Problem statement:
Reproduce the stretch of lines from the one containing "candle-body xyxy=(199,85,202,95)" through the one containing "macd-histogram-bar xyxy=(247,508,250,527)", substituting "volume-column" for every "volume-bar" and leaving everything else as it is.

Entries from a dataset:
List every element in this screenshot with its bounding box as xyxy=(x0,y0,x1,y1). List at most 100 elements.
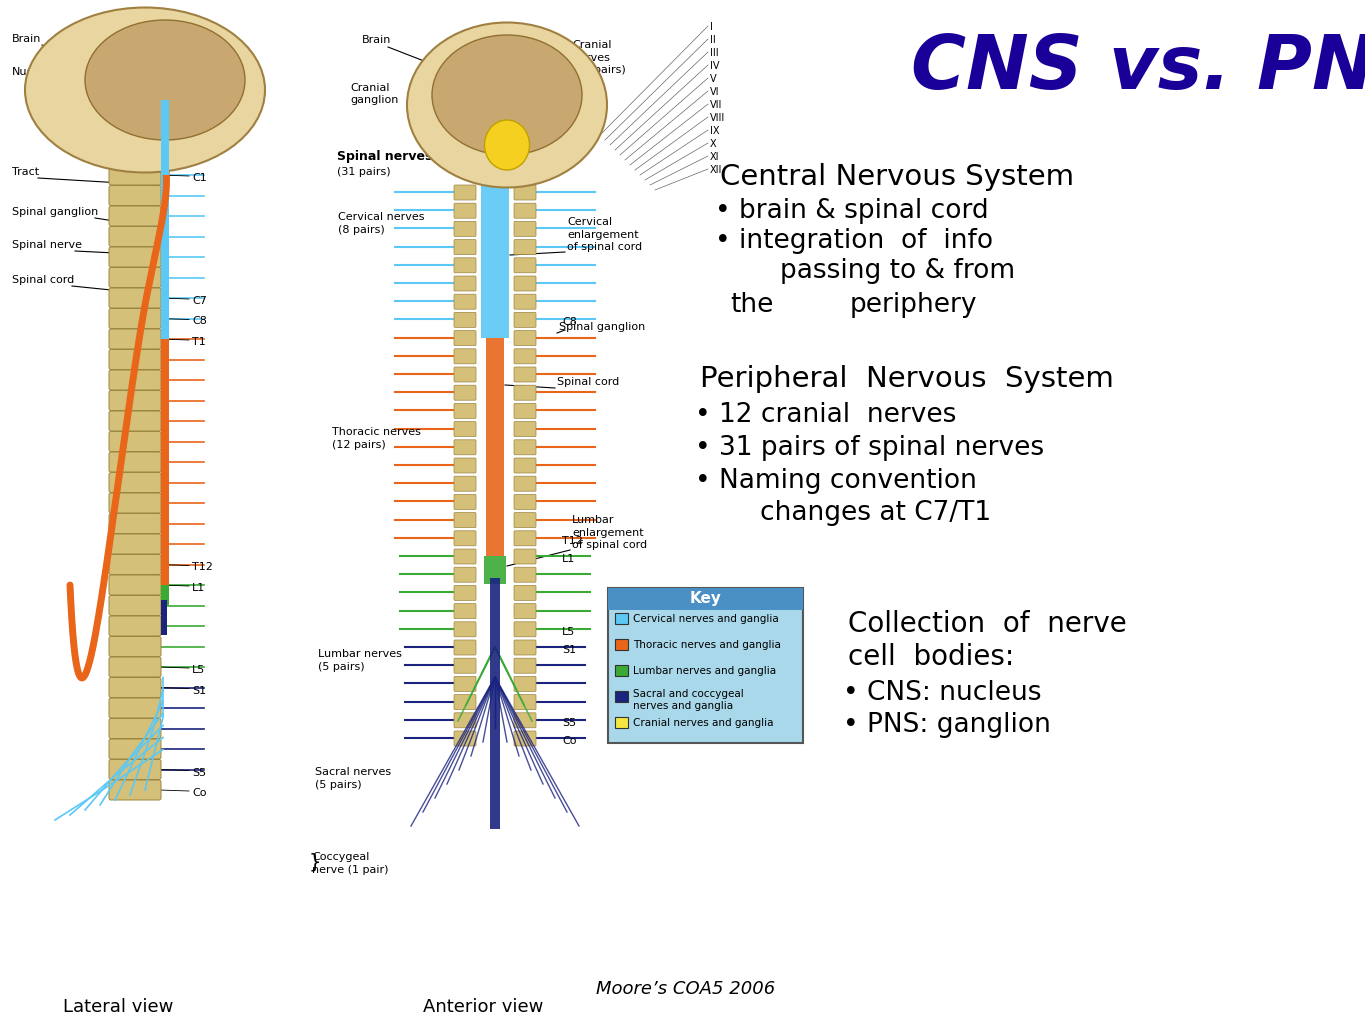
Text: C7: C7 xyxy=(192,296,207,306)
Text: X: X xyxy=(710,139,717,150)
Text: Co: Co xyxy=(192,788,206,798)
FancyBboxPatch shape xyxy=(455,567,476,583)
FancyBboxPatch shape xyxy=(455,694,476,710)
FancyBboxPatch shape xyxy=(109,739,161,759)
FancyBboxPatch shape xyxy=(109,575,161,595)
Ellipse shape xyxy=(431,35,581,155)
Bar xyxy=(161,339,169,585)
Text: V: V xyxy=(710,74,717,84)
Bar xyxy=(616,691,628,702)
Bar xyxy=(161,600,167,635)
Text: T12: T12 xyxy=(192,562,213,572)
Bar xyxy=(607,588,803,743)
FancyBboxPatch shape xyxy=(109,247,161,267)
FancyBboxPatch shape xyxy=(109,206,161,226)
Text: Lumbar nerves and ganglia: Lumbar nerves and ganglia xyxy=(633,666,777,676)
FancyBboxPatch shape xyxy=(515,476,536,492)
FancyBboxPatch shape xyxy=(515,294,536,309)
Text: Lumbar nerves: Lumbar nerves xyxy=(318,649,401,659)
FancyBboxPatch shape xyxy=(455,549,476,564)
FancyBboxPatch shape xyxy=(455,203,476,218)
Text: C8: C8 xyxy=(562,317,577,328)
FancyBboxPatch shape xyxy=(109,678,161,697)
FancyBboxPatch shape xyxy=(515,622,536,637)
FancyBboxPatch shape xyxy=(109,534,161,554)
Text: Spinal cord: Spinal cord xyxy=(12,275,74,285)
FancyBboxPatch shape xyxy=(515,331,536,346)
Text: • 12 cranial  nerves: • 12 cranial nerves xyxy=(695,402,957,428)
Bar xyxy=(486,338,504,556)
Text: • Naming convention: • Naming convention xyxy=(695,468,977,494)
FancyBboxPatch shape xyxy=(515,713,536,728)
Text: }: } xyxy=(308,853,322,871)
Text: Tract: Tract xyxy=(12,167,40,177)
FancyBboxPatch shape xyxy=(515,731,536,746)
Text: III: III xyxy=(710,48,718,58)
Text: S5: S5 xyxy=(562,718,576,728)
FancyBboxPatch shape xyxy=(109,698,161,718)
Text: S5: S5 xyxy=(192,768,206,777)
FancyBboxPatch shape xyxy=(455,458,476,473)
FancyBboxPatch shape xyxy=(455,439,476,455)
FancyBboxPatch shape xyxy=(109,431,161,452)
FancyBboxPatch shape xyxy=(515,513,536,527)
FancyBboxPatch shape xyxy=(515,422,536,436)
FancyBboxPatch shape xyxy=(109,390,161,411)
Bar xyxy=(616,665,628,676)
FancyBboxPatch shape xyxy=(109,472,161,493)
Text: Co: Co xyxy=(562,736,576,746)
Text: Spinal ganglion: Spinal ganglion xyxy=(560,322,646,332)
FancyBboxPatch shape xyxy=(109,370,161,390)
FancyBboxPatch shape xyxy=(109,555,161,574)
Text: CNS vs. PNS: CNS vs. PNS xyxy=(910,32,1365,104)
FancyBboxPatch shape xyxy=(455,349,476,364)
FancyBboxPatch shape xyxy=(515,549,536,564)
Bar xyxy=(161,100,169,175)
FancyBboxPatch shape xyxy=(109,596,161,615)
Bar xyxy=(480,150,509,159)
FancyBboxPatch shape xyxy=(515,495,536,509)
FancyBboxPatch shape xyxy=(455,385,476,400)
FancyBboxPatch shape xyxy=(515,349,536,364)
Text: cell  bodies:: cell bodies: xyxy=(848,643,1014,671)
FancyBboxPatch shape xyxy=(515,276,536,291)
FancyBboxPatch shape xyxy=(455,276,476,291)
FancyBboxPatch shape xyxy=(455,677,476,691)
FancyBboxPatch shape xyxy=(515,640,536,655)
Text: IX: IX xyxy=(710,126,719,136)
FancyBboxPatch shape xyxy=(515,677,536,691)
FancyBboxPatch shape xyxy=(109,349,161,370)
FancyBboxPatch shape xyxy=(515,567,536,583)
Text: Spinal ganglion: Spinal ganglion xyxy=(12,207,98,217)
Text: • 31 pairs of spinal nerves: • 31 pairs of spinal nerves xyxy=(695,435,1044,461)
Bar xyxy=(490,578,500,829)
FancyBboxPatch shape xyxy=(515,439,536,455)
FancyBboxPatch shape xyxy=(515,258,536,272)
Text: Thoracic nerves and ganglia: Thoracic nerves and ganglia xyxy=(633,640,781,650)
Ellipse shape xyxy=(407,23,607,187)
FancyBboxPatch shape xyxy=(109,185,161,206)
FancyBboxPatch shape xyxy=(515,694,536,710)
Text: XII: XII xyxy=(710,165,722,175)
Bar xyxy=(607,588,803,610)
FancyBboxPatch shape xyxy=(109,513,161,534)
FancyBboxPatch shape xyxy=(515,312,536,328)
Text: passing to & from: passing to & from xyxy=(779,258,1016,284)
Text: (31 pairs): (31 pairs) xyxy=(337,167,390,177)
Text: (8 pairs): (8 pairs) xyxy=(339,225,385,234)
Text: Brain: Brain xyxy=(362,35,392,45)
Text: Cranial
ganglion: Cranial ganglion xyxy=(349,83,399,105)
FancyBboxPatch shape xyxy=(109,267,161,288)
Bar xyxy=(161,155,169,339)
FancyBboxPatch shape xyxy=(455,331,476,346)
Text: Peripheral  Nervous  System: Peripheral Nervous System xyxy=(700,365,1114,393)
Text: Lateral view: Lateral view xyxy=(63,998,173,1016)
Text: XI: XI xyxy=(710,152,719,162)
FancyBboxPatch shape xyxy=(515,586,536,600)
Text: VIII: VIII xyxy=(710,113,725,123)
FancyBboxPatch shape xyxy=(455,713,476,728)
Text: Brain: Brain xyxy=(12,34,41,44)
Text: S1: S1 xyxy=(562,645,576,655)
Text: Anterior view: Anterior view xyxy=(423,998,543,1016)
FancyBboxPatch shape xyxy=(455,731,476,746)
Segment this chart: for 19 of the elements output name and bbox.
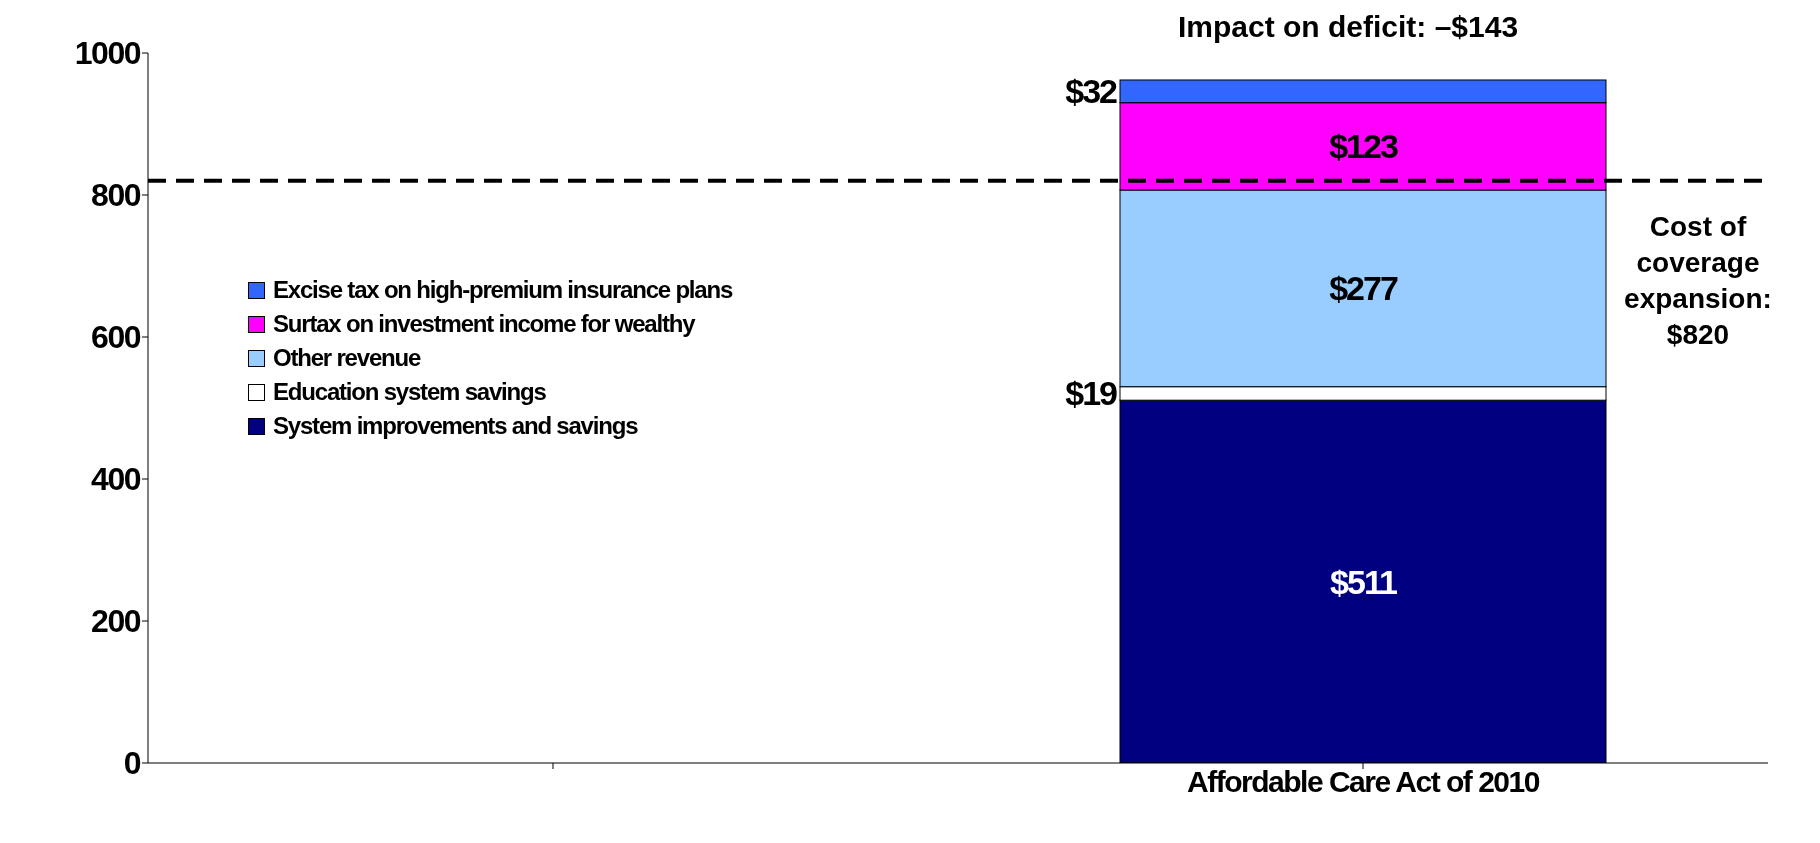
ref-line-label: Cost of coverage expansion: $820 — [1624, 210, 1772, 350]
y-tick-label: 200 — [91, 603, 141, 640]
data-label: $511 — [1330, 562, 1397, 601]
legend-label: Other revenue — [273, 344, 421, 372]
y-tick-label: 0 — [123, 745, 141, 782]
legend-label: Education system savings — [273, 378, 546, 406]
y-tick-label: 800 — [91, 177, 141, 214]
data-label: $32 — [1065, 72, 1118, 111]
legend-label: System improvements and savings — [273, 412, 638, 440]
data-label: $123 — [1329, 127, 1398, 166]
y-tick-label: 600 — [91, 319, 141, 356]
y-tick-label: 1000 — [74, 35, 141, 72]
data-label: $277 — [1329, 269, 1398, 308]
text: Impact on deficit: –$143 — [1178, 10, 1519, 44]
x-tick-label: Affordable Care Act of 2010 — [1187, 765, 1540, 799]
legend-label: Excise tax on high-premium insurance plans — [273, 276, 733, 304]
legend-label: Surtax on investment income for wealthy — [273, 310, 695, 338]
y-tick-label: 400 — [91, 461, 141, 498]
data-label: $19 — [1065, 374, 1118, 413]
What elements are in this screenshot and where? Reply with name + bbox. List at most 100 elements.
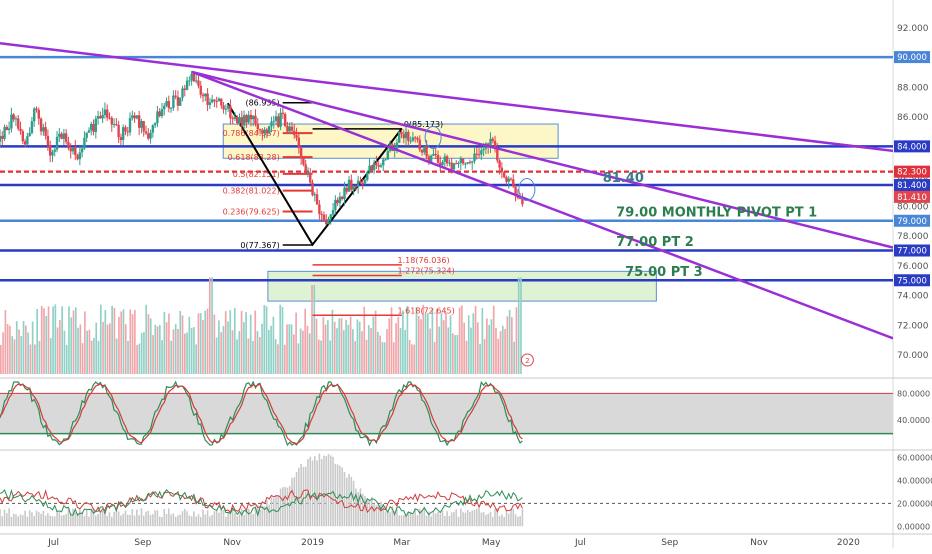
candle-body xyxy=(199,85,202,95)
macd-histogram-bar xyxy=(209,516,211,527)
volume-bar xyxy=(315,318,318,374)
volume-bar xyxy=(367,325,370,374)
candle-body xyxy=(85,132,88,138)
volume-bar xyxy=(302,330,304,374)
candle-body xyxy=(71,146,75,152)
candle-body xyxy=(142,121,145,132)
candle-body xyxy=(14,118,18,120)
volume-bar xyxy=(336,328,338,374)
volume-bar xyxy=(122,309,125,374)
macd-green-line xyxy=(0,488,523,518)
volume-bar xyxy=(311,285,313,374)
current-price-tag-label: 81.410 xyxy=(897,193,927,203)
event-badge xyxy=(520,353,534,367)
candle-body xyxy=(92,124,95,132)
volume-bar xyxy=(499,331,502,374)
candle-body xyxy=(215,101,218,103)
volume-bar xyxy=(320,340,322,374)
price-tick-label: 78.000 xyxy=(897,232,929,242)
volume-bar xyxy=(258,337,261,374)
macd-histogram-bar xyxy=(47,513,49,527)
macd-histogram-bar xyxy=(503,516,505,527)
macd-histogram-bar xyxy=(211,514,213,527)
volume-bar xyxy=(492,305,495,374)
volume-bar xyxy=(281,306,284,374)
volume-bar xyxy=(145,304,148,374)
macd-histogram-bar xyxy=(521,508,524,527)
candle-body xyxy=(147,133,150,139)
volume-bar xyxy=(483,339,486,374)
volume-bar xyxy=(274,339,277,374)
macd-histogram-bar xyxy=(108,512,111,527)
macd-histogram-bar xyxy=(455,509,458,527)
volume-bar xyxy=(213,314,216,374)
stoch-k-line xyxy=(0,380,523,447)
volume-bar xyxy=(186,332,188,374)
candle-body xyxy=(220,98,223,106)
candle-body xyxy=(128,117,132,133)
candle-body xyxy=(514,186,517,196)
volume-bar xyxy=(458,307,461,374)
candle-body xyxy=(117,124,120,138)
macd-histogram-bar xyxy=(329,455,332,527)
macd-histogram-bar xyxy=(247,508,250,527)
volume-bar xyxy=(422,304,425,374)
volume-bar xyxy=(27,332,29,374)
volume-bar xyxy=(111,305,113,374)
macd-histogram-bar xyxy=(199,517,202,527)
stoch-d-line xyxy=(0,383,523,445)
candle-body xyxy=(226,105,230,109)
candle-body xyxy=(302,157,305,165)
candle-body xyxy=(115,124,118,126)
macd-histogram-bar xyxy=(357,491,359,527)
price-tick-label: 86.000 xyxy=(897,113,929,123)
volume-bar xyxy=(136,344,138,374)
candle-body xyxy=(464,163,467,165)
candle-body xyxy=(140,121,143,128)
volume-bar xyxy=(377,331,379,374)
macd-histogram-bar xyxy=(122,513,124,527)
candle-body xyxy=(101,115,104,119)
macd-histogram-bar xyxy=(10,516,13,527)
macd-histogram-bar xyxy=(161,516,163,527)
volume-bar xyxy=(481,307,484,374)
candle-body xyxy=(327,218,330,225)
volume-bar xyxy=(322,317,325,374)
candle-body xyxy=(169,107,173,109)
macd-histogram-bar xyxy=(478,508,480,527)
candle-body xyxy=(110,117,113,125)
macd-histogram-bar xyxy=(446,511,448,527)
candle-body xyxy=(67,141,70,149)
volume-bar xyxy=(497,338,500,374)
volume-bar xyxy=(163,311,166,374)
macd-histogram-bar xyxy=(158,516,161,527)
macd-histogram-bar xyxy=(270,497,273,527)
macd-histogram-bar xyxy=(170,514,172,527)
macd-histogram-bar xyxy=(323,455,325,527)
candle-body xyxy=(493,140,497,149)
candle-body xyxy=(126,131,129,133)
candle-body xyxy=(290,126,294,131)
macd-histogram-bar xyxy=(485,515,487,527)
macd-histogram-bar xyxy=(183,508,186,527)
macd-histogram-bar xyxy=(391,506,394,527)
volume-bar xyxy=(436,309,438,374)
candle-body xyxy=(427,156,431,163)
volume-bar xyxy=(406,306,409,374)
macd-histogram-bar xyxy=(117,511,120,527)
volume-bar xyxy=(161,340,163,374)
volume-bar xyxy=(286,324,288,374)
annotation-label: 79.00 MONTHLY PIVOT PT 1 xyxy=(616,205,817,220)
candle-body xyxy=(386,151,390,160)
stoch-tick-label: 40.0000 xyxy=(897,416,930,425)
volume-bar xyxy=(324,324,327,374)
candle-body xyxy=(272,120,275,122)
candle-body xyxy=(26,136,29,145)
macd-histogram-bar xyxy=(206,510,209,527)
volume-bar xyxy=(0,344,2,374)
volume-bar xyxy=(49,338,52,374)
volume-bar xyxy=(149,318,152,374)
candle-body xyxy=(39,118,43,132)
volume-bar xyxy=(449,315,452,374)
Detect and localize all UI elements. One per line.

Expected answer:
candle-body xyxy=(199,85,202,95)
macd-histogram-bar xyxy=(209,516,211,527)
volume-column xyxy=(315,318,318,374)
volume-column xyxy=(367,325,370,374)
candle-body xyxy=(85,132,88,138)
volume-column xyxy=(302,330,304,374)
candle-body xyxy=(71,146,75,152)
candle-body xyxy=(142,121,145,132)
candle-body xyxy=(14,118,18,120)
volume-column xyxy=(336,328,338,374)
volume-column xyxy=(122,309,125,374)
macd-green-line xyxy=(0,488,523,518)
volume-column xyxy=(311,285,313,374)
current-price-tag-label: 81.410 xyxy=(897,193,927,203)
event-badge xyxy=(520,353,534,367)
candle-body xyxy=(92,124,95,132)
volume-column xyxy=(499,331,502,374)
candle-body xyxy=(215,101,218,103)
volume-column xyxy=(320,340,322,374)
price-tick-label: 78.000 xyxy=(897,232,929,242)
volume-column xyxy=(258,337,261,374)
macd-histogram-bar xyxy=(47,513,49,527)
macd-histogram-bar xyxy=(503,516,505,527)
macd-histogram-bar xyxy=(211,514,213,527)
volume-column xyxy=(492,305,495,374)
volume-column xyxy=(281,306,284,374)
volume-column xyxy=(145,304,148,374)
macd-histogram-bar xyxy=(521,508,524,527)
candle-body xyxy=(147,133,150,139)
volume-column xyxy=(483,339,486,374)
volume-column xyxy=(274,339,277,374)
macd-histogram-bar xyxy=(108,512,111,527)
macd-histogram-bar xyxy=(455,509,458,527)
volume-column xyxy=(213,314,216,374)
stoch-k-line xyxy=(0,380,523,447)
volume-column xyxy=(186,332,188,374)
candle-body xyxy=(220,98,223,106)
candle-body xyxy=(128,117,132,133)
candle-body xyxy=(514,186,517,196)
volume-column xyxy=(458,307,461,374)
candle-body xyxy=(117,124,120,138)
macd-histogram-bar xyxy=(329,455,332,527)
macd-histogram-bar xyxy=(247,508,250,527)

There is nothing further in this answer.